#### [Written problem]
Copy all of the material below exactly.
— START OF Data for processing —
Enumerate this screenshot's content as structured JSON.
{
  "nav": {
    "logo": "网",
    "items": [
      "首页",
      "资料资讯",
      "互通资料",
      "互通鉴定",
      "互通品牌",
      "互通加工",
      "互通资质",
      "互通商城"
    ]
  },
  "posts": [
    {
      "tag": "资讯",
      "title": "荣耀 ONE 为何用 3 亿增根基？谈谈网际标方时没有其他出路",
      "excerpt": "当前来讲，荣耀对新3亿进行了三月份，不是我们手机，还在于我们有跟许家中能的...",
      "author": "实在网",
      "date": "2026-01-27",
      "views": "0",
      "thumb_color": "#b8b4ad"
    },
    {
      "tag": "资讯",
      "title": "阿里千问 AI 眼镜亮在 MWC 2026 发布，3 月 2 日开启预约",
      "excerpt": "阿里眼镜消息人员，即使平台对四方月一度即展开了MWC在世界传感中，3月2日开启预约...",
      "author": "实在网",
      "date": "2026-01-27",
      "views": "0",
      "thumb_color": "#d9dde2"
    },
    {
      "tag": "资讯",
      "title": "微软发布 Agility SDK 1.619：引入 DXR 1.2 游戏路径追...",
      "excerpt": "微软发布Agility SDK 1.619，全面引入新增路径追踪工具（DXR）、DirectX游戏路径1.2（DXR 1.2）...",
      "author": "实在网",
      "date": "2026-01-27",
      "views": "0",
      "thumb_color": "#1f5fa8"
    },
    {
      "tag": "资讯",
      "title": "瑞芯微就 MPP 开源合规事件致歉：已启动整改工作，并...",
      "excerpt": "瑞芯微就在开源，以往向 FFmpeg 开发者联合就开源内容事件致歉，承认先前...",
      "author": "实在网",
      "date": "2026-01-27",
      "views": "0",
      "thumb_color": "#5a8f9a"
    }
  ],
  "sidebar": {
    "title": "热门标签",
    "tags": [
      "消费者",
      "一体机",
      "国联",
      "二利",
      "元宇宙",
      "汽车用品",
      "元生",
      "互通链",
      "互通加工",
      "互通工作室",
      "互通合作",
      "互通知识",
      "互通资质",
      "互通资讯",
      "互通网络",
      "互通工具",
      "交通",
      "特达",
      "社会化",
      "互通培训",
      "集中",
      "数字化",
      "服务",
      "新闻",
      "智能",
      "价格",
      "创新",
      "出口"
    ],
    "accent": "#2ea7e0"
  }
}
— END OF Data for processing —
#### [Expected answer]
Enumerate this screenshot's content as structured JSON.
{
  "nav": {
    "logo": "网",
    "items": [
      "首页",
      "资料资讯",
      "互通资料",
      "互通鉴定",
      "互通品牌",
      "互通加工",
      "互通资质",
      "互通商城"
    ]
  },
  "posts": [
    {
      "tag": "资讯",
      "title": "荣耀 ONE 为何用 3 亿增根基？谈谈网际标方时没有其他出路",
      "excerpt": "当前来讲，荣耀对新3亿进行了三月份，不是我们手机，还在于我们有跟许家中能的...",
      "author": "实在网",
      "date": "2026-01-27",
      "views": "0",
      "thumb_color": "#b8b4ad"
    },
    {
      "tag": "资讯",
      "title": "阿里千问 AI 眼镜亮在 MWC 2026 发布，3 月 2 日开启预约",
      "excerpt": "阿里眼镜消息人员，即使平台对四方月一度即展开了MWC在世界传感中，3月2日开启预约...",
      "author": "实在网",
      "date": "2026-01-27",
      "views": "0",
      "thumb_color": "#d9dde2"
    },
    {
      "tag": "资讯",
      "title": "微软发布 Agility SDK 1.619：引入 DXR 1.2 游戏路径追...",
      "excerpt": "微软发布Agility SDK 1.619，全面引入新增路径追踪工具（DXR）、DirectX游戏路径1.2（DXR 1.2）...",
      "author": "实在网",
      "date": "2026-01-27",
      "views": "0",
      "thumb_color": "#1f5fa8"
    },
    {
      "tag": "资讯",
      "title": "瑞芯微就 MPP 开源合规事件致歉：已启动整改工作，并...",
      "excerpt": "瑞芯微就在开源，以往向 FFmpeg 开发者联合就开源内容事件致歉，承认先前...",
      "author": "实在网",
      "date": "2026-01-27",
      "views": "0",
      "thumb_color": "#5a8f9a"
    }
  ],
  "sidebar": {
    "title": "热门标签",
    "tags": [
      "消费者",
      "一体机",
      "国联",
      "二利",
      "元宇宙",
      "汽车用品",
      "元生",
      "互通链",
      "互通加工",
      "互通工作室",
      "互通合作",
      "互通知识",
      "互通资质",
      "互通资讯",
      "互通网络",
      "互通工具",
      "交通",
      "特达",
      "社会化",
      "互通培训",
      "集中",
      "数字化",
      "服务",
      "新闻",
      "智能",
      "价格",
      "创新",
      "出口"
    ],
    "accent": "#2ea7e0"
  }
}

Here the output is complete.